(Source data)

********

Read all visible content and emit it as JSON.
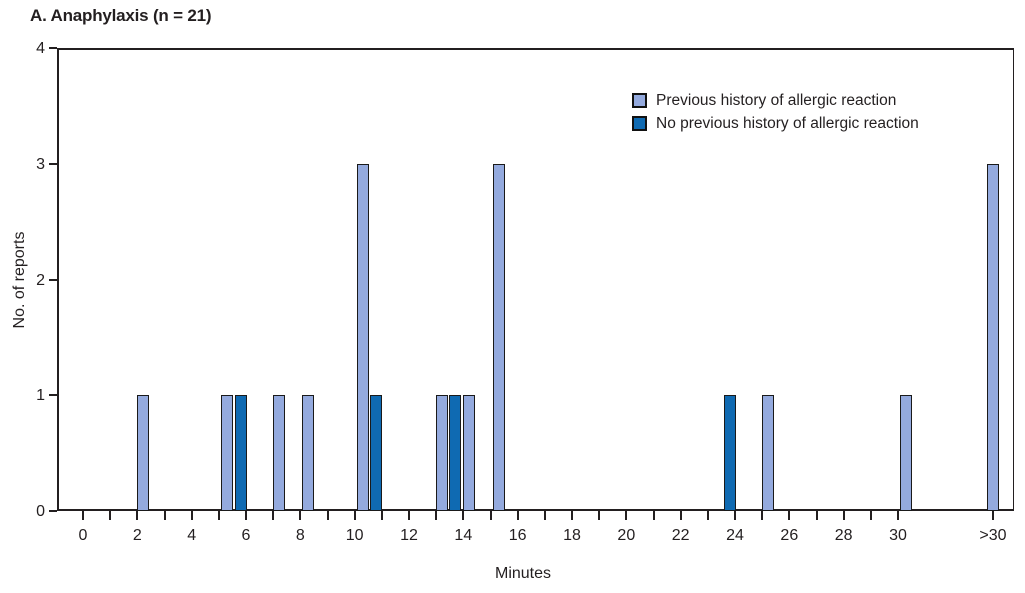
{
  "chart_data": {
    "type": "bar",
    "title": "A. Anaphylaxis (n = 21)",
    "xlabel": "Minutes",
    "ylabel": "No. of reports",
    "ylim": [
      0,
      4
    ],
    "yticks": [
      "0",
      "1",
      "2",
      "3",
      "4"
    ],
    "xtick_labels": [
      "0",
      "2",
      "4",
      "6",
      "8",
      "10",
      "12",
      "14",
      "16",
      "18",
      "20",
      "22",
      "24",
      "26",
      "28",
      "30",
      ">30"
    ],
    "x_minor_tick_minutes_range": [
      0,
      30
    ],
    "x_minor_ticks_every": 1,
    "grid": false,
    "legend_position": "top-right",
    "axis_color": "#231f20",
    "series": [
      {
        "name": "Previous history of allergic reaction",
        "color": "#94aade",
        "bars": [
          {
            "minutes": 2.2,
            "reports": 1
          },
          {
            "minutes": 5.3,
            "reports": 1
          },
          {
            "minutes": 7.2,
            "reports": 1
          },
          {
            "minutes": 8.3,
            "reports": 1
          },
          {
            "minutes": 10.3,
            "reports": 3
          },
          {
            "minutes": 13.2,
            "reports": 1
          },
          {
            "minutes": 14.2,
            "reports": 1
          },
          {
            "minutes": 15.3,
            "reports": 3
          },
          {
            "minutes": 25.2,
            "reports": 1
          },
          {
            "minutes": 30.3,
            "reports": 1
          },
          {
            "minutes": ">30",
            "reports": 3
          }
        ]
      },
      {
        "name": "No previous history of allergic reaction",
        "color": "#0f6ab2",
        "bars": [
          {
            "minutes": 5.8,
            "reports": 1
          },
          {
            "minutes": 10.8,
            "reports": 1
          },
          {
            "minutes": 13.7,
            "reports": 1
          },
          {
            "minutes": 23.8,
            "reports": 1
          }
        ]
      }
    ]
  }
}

********

EXERCISE ->
Every line that holds the string "allergic" should be returned.

COMPLETED TASK ->
        "name": "Previous history of allergic reaction",
        "name": "No previous history of allergic reaction",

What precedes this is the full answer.